### What the task requires
Write out the records below word for word, please.

### Supplied data

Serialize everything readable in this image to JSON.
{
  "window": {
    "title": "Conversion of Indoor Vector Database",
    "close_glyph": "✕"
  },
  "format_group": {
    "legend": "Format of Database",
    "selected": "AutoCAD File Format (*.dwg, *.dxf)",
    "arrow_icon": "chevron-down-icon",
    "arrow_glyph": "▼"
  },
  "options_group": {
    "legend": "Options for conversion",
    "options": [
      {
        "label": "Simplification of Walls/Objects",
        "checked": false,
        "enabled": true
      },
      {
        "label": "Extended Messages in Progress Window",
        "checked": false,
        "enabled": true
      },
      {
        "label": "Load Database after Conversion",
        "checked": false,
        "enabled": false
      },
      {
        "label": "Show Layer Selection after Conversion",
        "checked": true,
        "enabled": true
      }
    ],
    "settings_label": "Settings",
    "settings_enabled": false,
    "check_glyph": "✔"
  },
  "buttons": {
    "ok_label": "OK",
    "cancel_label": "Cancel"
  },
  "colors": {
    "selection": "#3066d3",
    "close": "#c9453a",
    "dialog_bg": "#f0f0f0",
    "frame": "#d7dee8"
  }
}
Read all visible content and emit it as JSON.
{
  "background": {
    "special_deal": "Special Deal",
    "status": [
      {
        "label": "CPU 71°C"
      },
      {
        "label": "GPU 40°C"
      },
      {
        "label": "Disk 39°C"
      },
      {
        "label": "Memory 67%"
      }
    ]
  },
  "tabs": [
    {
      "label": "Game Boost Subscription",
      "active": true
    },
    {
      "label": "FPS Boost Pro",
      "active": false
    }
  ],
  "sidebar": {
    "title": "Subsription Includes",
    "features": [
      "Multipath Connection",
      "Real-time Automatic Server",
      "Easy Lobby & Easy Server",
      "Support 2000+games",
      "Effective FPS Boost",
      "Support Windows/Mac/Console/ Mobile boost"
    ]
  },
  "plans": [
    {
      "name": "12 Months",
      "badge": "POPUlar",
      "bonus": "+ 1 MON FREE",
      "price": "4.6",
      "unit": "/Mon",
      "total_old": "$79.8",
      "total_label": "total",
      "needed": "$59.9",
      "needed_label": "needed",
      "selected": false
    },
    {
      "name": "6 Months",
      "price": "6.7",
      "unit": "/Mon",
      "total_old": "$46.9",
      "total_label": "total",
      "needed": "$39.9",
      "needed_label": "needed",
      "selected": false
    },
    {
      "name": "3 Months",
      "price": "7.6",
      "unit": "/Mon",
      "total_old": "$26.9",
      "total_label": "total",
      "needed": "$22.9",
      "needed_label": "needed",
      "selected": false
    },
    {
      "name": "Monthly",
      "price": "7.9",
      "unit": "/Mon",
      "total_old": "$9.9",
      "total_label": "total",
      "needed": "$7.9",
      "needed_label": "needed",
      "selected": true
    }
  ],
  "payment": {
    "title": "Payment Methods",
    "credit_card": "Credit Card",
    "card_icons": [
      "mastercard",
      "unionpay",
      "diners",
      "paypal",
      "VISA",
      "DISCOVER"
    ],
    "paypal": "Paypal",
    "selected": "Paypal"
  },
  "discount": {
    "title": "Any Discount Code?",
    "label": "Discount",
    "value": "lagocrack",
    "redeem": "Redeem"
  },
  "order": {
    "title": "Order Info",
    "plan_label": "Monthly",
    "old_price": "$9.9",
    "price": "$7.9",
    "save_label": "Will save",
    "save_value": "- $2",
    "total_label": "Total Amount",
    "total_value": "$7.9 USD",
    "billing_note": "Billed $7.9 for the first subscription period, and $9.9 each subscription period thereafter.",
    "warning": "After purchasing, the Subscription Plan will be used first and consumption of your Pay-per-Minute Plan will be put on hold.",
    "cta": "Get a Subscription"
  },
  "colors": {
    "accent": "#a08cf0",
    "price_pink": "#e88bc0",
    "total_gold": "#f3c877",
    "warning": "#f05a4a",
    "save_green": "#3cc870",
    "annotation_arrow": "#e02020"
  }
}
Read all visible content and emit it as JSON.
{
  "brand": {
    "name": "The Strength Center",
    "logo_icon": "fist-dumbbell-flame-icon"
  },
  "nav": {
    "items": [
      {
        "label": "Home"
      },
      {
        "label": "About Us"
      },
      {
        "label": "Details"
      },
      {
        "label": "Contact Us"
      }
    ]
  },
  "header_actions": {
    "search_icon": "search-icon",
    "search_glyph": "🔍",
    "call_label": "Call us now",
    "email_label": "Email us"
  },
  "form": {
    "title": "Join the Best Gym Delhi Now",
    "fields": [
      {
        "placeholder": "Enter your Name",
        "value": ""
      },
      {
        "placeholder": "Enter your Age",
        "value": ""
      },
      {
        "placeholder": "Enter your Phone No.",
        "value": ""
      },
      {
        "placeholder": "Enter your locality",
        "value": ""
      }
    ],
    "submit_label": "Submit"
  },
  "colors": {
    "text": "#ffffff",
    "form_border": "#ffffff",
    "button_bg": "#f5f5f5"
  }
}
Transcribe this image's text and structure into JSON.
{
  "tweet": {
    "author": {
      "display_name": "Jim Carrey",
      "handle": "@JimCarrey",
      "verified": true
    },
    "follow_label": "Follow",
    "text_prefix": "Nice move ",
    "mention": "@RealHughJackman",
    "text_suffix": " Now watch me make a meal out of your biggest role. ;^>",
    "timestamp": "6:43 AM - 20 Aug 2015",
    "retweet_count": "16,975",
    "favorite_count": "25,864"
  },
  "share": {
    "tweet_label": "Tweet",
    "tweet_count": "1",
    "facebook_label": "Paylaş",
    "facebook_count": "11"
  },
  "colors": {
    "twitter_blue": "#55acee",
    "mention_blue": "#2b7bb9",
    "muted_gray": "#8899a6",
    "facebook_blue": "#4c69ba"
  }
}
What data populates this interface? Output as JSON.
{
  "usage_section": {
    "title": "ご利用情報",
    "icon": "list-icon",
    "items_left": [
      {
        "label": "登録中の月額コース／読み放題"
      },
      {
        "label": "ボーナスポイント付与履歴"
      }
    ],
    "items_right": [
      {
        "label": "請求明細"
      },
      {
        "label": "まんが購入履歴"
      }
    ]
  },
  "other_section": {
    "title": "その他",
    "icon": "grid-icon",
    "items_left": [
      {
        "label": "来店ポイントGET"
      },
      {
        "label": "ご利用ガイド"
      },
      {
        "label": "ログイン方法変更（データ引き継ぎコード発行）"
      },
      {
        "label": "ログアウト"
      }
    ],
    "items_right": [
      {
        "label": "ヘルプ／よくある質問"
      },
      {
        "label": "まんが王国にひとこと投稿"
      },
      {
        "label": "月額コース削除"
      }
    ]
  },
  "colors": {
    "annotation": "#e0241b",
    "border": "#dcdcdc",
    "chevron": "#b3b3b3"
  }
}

### Output for this task
Serialize everything readable in this image to JSON.
{
  "window": {
    "title": "Conversion of Indoor Vector Database",
    "close_glyph": "✕"
  },
  "format_group": {
    "legend": "Format of Database",
    "selected": "AutoCAD File Format (*.dwg, *.dxf)",
    "arrow_icon": "chevron-down-icon",
    "arrow_glyph": "▼"
  },
  "options_group": {
    "legend": "Options for conversion",
    "options": [
      {
        "label": "Simplification of Walls/Objects",
        "checked": false,
        "enabled": true
      },
      {
        "label": "Extended Messages in Progress Window",
        "checked": false,
        "enabled": true
      },
      {
        "label": "Load Database after Conversion",
        "checked": false,
        "enabled": false
      },
      {
        "label": "Show Layer Selection after Conversion",
        "checked": true,
        "enabled": true
      }
    ],
    "settings_label": "Settings",
    "settings_enabled": false,
    "check_glyph": "✔"
  },
  "buttons": {
    "ok_label": "OK",
    "cancel_label": "Cancel"
  },
  "colors": {
    "selection": "#3066d3",
    "close": "#c9453a",
    "dialog_bg": "#f0f0f0",
    "frame": "#d7dee8"
  }
}
Read all visible content and emit it as JSON.
{
  "background": {
    "special_deal": "Special Deal",
    "status": [
      {
        "label": "CPU 71°C"
      },
      {
        "label": "GPU 40°C"
      },
      {
        "label": "Disk 39°C"
      },
      {
        "label": "Memory 67%"
      }
    ]
  },
  "tabs": [
    {
      "label": "Game Boost Subscription",
      "active": true
    },
    {
      "label": "FPS Boost Pro",
      "active": false
    }
  ],
  "sidebar": {
    "title": "Subsription Includes",
    "features": [
      "Multipath Connection",
      "Real-time Automatic Server",
      "Easy Lobby & Easy Server",
      "Support 2000+games",
      "Effective FPS Boost",
      "Support Windows/Mac/Console/ Mobile boost"
    ]
  },
  "plans": [
    {
      "name": "12 Months",
      "badge": "POPUlar",
      "bonus": "+ 1 MON FREE",
      "price": "4.6",
      "unit": "/Mon",
      "total_old": "$79.8",
      "total_label": "total",
      "needed": "$59.9",
      "needed_label": "needed",
      "selected": false
    },
    {
      "name": "6 Months",
      "price": "6.7",
      "unit": "/Mon",
      "total_old": "$46.9",
      "total_label": "total",
      "needed": "$39.9",
      "needed_label": "needed",
      "selected": false
    },
    {
      "name": "3 Months",
      "price": "7.6",
      "unit": "/Mon",
      "total_old": "$26.9",
      "total_label": "total",
      "needed": "$22.9",
      "needed_label": "needed",
      "selected": false
    },
    {
      "name": "Monthly",
      "price": "7.9",
      "unit": "/Mon",
      "total_old": "$9.9",
      "total_label": "total",
      "needed": "$7.9",
      "needed_label": "needed",
      "selected": true
    }
  ],
  "payment": {
    "title": "Payment Methods",
    "credit_card": "Credit Card",
    "card_icons": [
      "mastercard",
      "unionpay",
      "diners",
      "paypal",
      "VISA",
      "DISCOVER"
    ],
    "paypal": "Paypal",
    "selected": "Paypal"
  },
  "discount": {
    "title": "Any Discount Code?",
    "label": "Discount",
    "value": "lagocrack",
    "redeem": "Redeem"
  },
  "order": {
    "title": "Order Info",
    "plan_label": "Monthly",
    "old_price": "$9.9",
    "price": "$7.9",
    "save_label": "Will save",
    "save_value": "- $2",
    "total_label": "Total Amount",
    "total_value": "$7.9 USD",
    "billing_note": "Billed $7.9 for the first subscription period, and $9.9 each subscription period thereafter.",
    "warning": "After purchasing, the Subscription Plan will be used first and consumption of your Pay-per-Minute Plan will be put on hold.",
    "cta": "Get a Subscription"
  },
  "colors": {
    "accent": "#a08cf0",
    "price_pink": "#e88bc0",
    "total_gold": "#f3c877",
    "warning": "#f05a4a",
    "save_green": "#3cc870",
    "annotation_arrow": "#e02020"
  }
}
Read all visible content and emit it as JSON.
{
  "brand": {
    "name": "The Strength Center",
    "logo_icon": "fist-dumbbell-flame-icon"
  },
  "nav": {
    "items": [
      {
        "label": "Home"
      },
      {
        "label": "About Us"
      },
      {
        "label": "Details"
      },
      {
        "label": "Contact Us"
      }
    ]
  },
  "header_actions": {
    "search_icon": "search-icon",
    "search_glyph": "🔍",
    "call_label": "Call us now",
    "email_label": "Email us"
  },
  "form": {
    "title": "Join the Best Gym Delhi Now",
    "fields": [
      {
        "placeholder": "Enter your Name",
        "value": ""
      },
      {
        "placeholder": "Enter your Age",
        "value": ""
      },
      {
        "placeholder": "Enter your Phone No.",
        "value": ""
      },
      {
        "placeholder": "Enter your locality",
        "value": ""
      }
    ],
    "submit_label": "Submit"
  },
  "colors": {
    "text": "#ffffff",
    "form_border": "#ffffff",
    "button_bg": "#f5f5f5"
  }
}
Transcribe this image's text and structure into JSON.
{
  "tweet": {
    "author": {
      "display_name": "Jim Carrey",
      "handle": "@JimCarrey",
      "verified": true
    },
    "follow_label": "Follow",
    "text_prefix": "Nice move ",
    "mention": "@RealHughJackman",
    "text_suffix": " Now watch me make a meal out of your biggest role. ;^>",
    "timestamp": "6:43 AM - 20 Aug 2015",
    "retweet_count": "16,975",
    "favorite_count": "25,864"
  },
  "share": {
    "tweet_label": "Tweet",
    "tweet_count": "1",
    "facebook_label": "Paylaş",
    "facebook_count": "11"
  },
  "colors": {
    "twitter_blue": "#55acee",
    "mention_blue": "#2b7bb9",
    "muted_gray": "#8899a6",
    "facebook_blue": "#4c69ba"
  }
}
What data populates this interface? Output as JSON.
{
  "usage_section": {
    "title": "ご利用情報",
    "icon": "list-icon",
    "items_left": [
      {
        "label": "登録中の月額コース／読み放題"
      },
      {
        "label": "ボーナスポイント付与履歴"
      }
    ],
    "items_right": [
      {
        "label": "請求明細"
      },
      {
        "label": "まんが購入履歴"
      }
    ]
  },
  "other_section": {
    "title": "その他",
    "icon": "grid-icon",
    "items_left": [
      {
        "label": "来店ポイントGET"
      },
      {
        "label": "ご利用ガイド"
      },
      {
        "label": "ログイン方法変更（データ引き継ぎコード発行）"
      },
      {
        "label": "ログアウト"
      }
    ],
    "items_right": [
      {
        "label": "ヘルプ／よくある質問"
      },
      {
        "label": "まんが王国にひとこと投稿"
      },
      {
        "label": "月額コース削除"
      }
    ]
  },
  "colors": {
    "annotation": "#e0241b",
    "border": "#dcdcdc",
    "chevron": "#b3b3b3"
  }
}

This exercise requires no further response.